WHAT IS EXPECTED >>
How many lines in the records below hold the string "standard"? Please answer with the number and nothing more.

DATA RECORDS >>

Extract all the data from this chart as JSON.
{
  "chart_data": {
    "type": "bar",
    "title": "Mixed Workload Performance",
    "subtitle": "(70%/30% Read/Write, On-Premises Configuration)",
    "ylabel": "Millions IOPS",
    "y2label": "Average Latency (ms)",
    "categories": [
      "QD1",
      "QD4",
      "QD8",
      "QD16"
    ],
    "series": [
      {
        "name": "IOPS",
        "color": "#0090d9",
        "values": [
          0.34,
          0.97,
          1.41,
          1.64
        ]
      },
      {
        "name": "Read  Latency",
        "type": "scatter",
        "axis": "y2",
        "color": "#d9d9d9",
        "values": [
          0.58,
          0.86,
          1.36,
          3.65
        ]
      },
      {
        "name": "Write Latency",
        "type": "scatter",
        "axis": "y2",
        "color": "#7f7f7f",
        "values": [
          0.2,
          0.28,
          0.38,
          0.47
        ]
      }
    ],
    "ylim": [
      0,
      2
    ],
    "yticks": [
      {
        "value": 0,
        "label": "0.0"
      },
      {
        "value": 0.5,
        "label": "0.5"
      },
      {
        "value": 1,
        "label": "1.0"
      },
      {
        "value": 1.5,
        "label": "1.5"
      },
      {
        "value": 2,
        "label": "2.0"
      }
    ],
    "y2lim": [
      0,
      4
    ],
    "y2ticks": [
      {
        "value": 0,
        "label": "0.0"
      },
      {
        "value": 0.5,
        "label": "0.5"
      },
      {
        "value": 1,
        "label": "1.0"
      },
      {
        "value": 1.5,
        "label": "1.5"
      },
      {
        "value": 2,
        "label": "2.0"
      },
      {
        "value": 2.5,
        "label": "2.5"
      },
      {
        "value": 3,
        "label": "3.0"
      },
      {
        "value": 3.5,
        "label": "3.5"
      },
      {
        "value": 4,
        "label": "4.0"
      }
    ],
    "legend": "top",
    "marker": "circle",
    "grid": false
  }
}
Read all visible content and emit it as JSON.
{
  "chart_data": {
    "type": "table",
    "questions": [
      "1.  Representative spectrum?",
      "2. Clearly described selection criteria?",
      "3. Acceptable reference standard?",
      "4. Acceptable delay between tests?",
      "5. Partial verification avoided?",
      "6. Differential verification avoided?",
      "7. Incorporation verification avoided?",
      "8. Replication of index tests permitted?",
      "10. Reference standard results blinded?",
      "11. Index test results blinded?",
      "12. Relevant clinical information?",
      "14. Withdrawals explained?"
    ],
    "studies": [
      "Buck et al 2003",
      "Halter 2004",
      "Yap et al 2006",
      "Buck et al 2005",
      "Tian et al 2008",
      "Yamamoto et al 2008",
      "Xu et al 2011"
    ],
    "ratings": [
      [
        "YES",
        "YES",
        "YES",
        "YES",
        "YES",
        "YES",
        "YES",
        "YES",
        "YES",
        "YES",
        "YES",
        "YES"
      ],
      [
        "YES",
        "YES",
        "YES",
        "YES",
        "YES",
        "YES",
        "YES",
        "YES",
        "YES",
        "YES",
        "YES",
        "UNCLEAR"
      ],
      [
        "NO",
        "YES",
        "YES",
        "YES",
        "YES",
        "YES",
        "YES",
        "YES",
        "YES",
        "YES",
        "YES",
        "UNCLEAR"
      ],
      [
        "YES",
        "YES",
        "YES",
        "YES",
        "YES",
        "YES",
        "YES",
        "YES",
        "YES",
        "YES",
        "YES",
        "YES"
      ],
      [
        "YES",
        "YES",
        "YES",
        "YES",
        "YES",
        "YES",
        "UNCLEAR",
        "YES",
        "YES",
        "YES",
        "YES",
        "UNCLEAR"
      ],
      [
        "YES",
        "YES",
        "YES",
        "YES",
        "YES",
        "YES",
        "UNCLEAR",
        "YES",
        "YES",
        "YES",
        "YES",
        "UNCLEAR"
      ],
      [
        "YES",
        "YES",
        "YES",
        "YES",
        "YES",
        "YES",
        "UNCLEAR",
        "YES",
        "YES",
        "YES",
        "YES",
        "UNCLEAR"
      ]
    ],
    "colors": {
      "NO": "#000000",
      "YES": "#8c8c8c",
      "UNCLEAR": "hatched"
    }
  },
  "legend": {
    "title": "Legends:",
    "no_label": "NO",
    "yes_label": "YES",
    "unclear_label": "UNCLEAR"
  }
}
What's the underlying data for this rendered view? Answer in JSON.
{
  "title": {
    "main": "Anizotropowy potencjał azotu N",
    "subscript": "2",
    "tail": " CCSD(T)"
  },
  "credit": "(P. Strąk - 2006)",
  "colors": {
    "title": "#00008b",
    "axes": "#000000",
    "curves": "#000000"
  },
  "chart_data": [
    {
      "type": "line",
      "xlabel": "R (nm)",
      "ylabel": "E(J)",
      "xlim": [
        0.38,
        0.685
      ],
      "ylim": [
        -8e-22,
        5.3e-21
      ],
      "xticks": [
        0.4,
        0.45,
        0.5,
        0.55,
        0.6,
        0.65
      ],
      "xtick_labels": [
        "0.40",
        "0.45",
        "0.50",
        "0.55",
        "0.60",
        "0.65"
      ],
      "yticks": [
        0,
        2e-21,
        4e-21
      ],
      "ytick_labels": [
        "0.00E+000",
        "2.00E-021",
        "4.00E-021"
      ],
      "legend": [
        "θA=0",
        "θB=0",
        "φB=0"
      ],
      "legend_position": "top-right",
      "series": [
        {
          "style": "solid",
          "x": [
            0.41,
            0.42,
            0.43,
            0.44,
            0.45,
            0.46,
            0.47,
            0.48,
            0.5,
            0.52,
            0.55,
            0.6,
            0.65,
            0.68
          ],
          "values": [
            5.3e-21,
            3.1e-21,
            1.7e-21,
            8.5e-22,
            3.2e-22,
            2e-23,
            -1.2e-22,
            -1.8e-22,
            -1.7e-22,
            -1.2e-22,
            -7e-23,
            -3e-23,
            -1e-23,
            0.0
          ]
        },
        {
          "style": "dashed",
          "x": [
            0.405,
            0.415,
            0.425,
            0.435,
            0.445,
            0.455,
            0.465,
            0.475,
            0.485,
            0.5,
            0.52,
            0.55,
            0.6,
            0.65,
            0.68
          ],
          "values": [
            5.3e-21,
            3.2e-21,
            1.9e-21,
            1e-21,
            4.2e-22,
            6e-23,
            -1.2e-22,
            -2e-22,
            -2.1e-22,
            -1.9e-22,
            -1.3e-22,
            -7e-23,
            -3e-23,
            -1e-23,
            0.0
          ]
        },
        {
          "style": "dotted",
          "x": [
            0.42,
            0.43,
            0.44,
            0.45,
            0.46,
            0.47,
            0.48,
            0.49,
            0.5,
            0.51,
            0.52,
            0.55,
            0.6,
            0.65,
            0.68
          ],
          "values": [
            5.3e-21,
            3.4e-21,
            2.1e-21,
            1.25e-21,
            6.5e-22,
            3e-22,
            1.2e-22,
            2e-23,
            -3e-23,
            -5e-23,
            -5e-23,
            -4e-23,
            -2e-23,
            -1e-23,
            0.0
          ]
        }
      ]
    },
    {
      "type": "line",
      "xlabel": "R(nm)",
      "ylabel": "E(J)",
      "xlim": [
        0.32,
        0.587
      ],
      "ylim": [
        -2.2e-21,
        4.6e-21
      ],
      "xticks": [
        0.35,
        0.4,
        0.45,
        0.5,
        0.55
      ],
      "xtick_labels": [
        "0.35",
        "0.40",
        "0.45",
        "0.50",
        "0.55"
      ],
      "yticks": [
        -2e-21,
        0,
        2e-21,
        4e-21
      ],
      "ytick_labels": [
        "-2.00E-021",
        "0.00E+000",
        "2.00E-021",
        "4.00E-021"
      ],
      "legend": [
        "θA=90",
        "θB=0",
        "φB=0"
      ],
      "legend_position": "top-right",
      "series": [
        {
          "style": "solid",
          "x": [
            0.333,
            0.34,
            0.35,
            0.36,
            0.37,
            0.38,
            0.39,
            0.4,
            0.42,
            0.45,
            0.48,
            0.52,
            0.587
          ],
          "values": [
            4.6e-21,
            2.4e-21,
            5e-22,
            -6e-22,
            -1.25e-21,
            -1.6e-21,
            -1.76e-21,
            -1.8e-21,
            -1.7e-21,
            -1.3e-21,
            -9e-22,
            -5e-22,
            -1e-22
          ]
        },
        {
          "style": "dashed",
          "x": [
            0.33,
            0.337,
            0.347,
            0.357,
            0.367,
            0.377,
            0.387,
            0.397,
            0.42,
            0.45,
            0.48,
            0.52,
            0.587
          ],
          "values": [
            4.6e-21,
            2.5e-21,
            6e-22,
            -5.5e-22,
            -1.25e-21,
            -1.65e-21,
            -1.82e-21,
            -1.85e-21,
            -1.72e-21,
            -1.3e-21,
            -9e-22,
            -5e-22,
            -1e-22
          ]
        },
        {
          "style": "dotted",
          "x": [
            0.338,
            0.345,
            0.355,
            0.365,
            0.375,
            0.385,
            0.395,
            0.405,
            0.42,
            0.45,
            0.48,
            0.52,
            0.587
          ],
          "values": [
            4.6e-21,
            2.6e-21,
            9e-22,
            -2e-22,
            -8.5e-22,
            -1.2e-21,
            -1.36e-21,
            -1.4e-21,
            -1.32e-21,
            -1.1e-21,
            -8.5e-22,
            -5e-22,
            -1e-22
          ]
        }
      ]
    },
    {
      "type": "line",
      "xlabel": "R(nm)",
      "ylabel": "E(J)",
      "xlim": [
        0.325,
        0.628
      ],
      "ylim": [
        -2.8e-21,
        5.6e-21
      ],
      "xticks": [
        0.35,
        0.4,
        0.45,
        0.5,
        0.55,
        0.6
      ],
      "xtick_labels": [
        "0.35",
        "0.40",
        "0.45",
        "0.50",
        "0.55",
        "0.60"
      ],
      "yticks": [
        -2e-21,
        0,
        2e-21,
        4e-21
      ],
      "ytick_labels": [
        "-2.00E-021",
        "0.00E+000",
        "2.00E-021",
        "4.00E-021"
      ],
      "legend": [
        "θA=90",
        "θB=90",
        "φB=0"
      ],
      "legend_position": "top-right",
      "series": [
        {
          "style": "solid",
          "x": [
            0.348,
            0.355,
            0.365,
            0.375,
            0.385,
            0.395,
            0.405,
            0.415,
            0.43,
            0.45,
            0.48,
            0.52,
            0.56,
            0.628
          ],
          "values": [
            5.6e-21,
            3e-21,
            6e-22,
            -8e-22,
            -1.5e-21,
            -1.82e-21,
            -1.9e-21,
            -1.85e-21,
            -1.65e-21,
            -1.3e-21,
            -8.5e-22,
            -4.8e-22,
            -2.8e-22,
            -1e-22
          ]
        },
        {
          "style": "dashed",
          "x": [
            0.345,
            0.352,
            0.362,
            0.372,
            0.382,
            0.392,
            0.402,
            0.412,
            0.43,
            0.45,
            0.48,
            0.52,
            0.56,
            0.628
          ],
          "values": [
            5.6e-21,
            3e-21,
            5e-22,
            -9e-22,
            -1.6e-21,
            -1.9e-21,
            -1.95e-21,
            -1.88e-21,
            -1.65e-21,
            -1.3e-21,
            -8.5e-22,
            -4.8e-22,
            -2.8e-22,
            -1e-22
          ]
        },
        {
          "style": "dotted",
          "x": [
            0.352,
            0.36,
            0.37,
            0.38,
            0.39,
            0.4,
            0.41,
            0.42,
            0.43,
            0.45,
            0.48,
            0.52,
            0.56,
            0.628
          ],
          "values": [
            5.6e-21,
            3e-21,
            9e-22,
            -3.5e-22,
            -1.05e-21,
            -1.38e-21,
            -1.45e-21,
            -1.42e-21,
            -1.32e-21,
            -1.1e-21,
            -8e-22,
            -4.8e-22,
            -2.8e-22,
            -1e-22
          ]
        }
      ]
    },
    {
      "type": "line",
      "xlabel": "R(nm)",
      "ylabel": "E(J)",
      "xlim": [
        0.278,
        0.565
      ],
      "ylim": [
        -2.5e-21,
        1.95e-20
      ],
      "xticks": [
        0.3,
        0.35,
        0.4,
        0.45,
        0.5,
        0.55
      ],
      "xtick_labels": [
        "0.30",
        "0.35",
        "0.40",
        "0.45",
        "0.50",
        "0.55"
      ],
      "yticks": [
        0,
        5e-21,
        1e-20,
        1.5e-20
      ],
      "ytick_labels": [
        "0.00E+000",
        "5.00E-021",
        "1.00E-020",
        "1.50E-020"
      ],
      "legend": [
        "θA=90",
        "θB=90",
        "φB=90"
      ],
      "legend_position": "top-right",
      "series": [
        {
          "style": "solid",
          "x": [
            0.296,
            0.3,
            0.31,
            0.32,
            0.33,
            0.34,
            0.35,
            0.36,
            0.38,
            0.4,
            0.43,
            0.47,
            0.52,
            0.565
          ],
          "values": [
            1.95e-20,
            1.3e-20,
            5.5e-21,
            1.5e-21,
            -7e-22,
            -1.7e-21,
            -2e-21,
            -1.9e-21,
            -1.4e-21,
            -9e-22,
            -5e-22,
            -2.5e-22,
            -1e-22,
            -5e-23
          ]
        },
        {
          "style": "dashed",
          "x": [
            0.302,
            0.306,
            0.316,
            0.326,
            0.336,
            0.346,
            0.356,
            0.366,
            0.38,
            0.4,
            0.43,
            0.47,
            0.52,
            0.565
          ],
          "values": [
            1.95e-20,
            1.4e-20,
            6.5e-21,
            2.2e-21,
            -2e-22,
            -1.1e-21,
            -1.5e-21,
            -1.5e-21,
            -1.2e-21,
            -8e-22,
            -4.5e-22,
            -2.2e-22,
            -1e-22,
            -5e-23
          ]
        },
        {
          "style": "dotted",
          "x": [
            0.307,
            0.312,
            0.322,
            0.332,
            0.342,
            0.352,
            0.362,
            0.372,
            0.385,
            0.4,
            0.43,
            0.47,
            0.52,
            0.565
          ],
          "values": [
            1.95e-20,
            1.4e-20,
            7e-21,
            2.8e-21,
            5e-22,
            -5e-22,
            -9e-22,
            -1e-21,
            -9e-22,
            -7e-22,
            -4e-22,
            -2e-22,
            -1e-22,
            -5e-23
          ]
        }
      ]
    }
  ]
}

ANSWER TO THE PROBLEM >>
2